Figure record listings
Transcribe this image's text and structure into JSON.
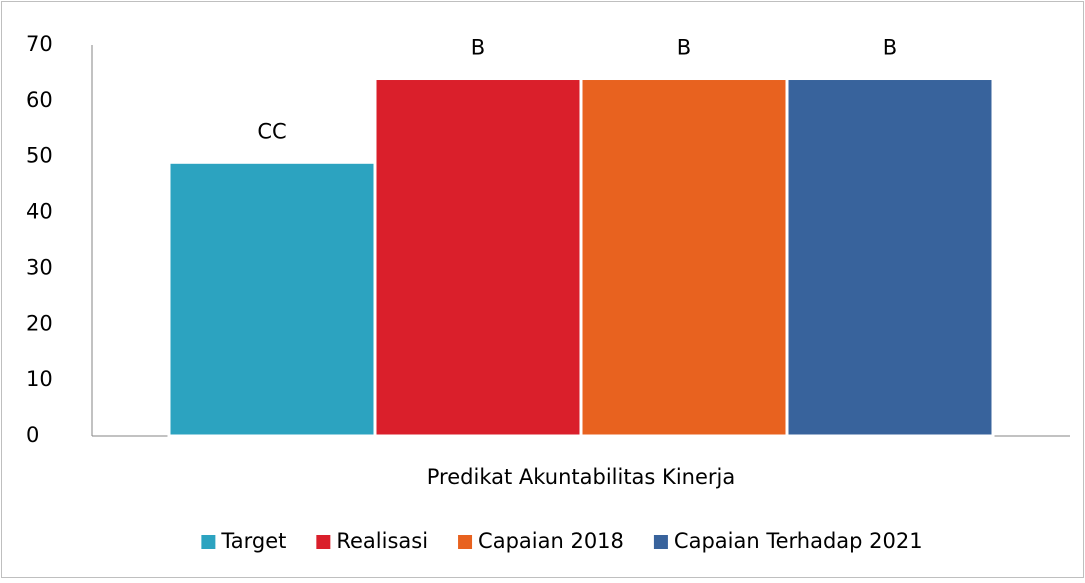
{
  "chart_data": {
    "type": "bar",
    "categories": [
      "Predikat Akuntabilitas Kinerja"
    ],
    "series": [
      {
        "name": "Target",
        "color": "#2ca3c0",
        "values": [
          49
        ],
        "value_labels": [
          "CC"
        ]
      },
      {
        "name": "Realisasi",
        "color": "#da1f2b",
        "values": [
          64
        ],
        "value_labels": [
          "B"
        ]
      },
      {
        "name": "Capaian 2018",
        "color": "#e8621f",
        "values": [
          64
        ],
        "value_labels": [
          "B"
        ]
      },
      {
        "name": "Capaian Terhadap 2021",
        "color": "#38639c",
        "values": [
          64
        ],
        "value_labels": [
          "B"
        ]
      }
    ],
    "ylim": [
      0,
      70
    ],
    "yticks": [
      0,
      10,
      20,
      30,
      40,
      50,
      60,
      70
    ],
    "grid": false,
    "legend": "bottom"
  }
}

▶ _Task to complete_: Tally up the lines of the listing containing the word "Capaian". Give only the total.

▶ _Answer to this problem_: 2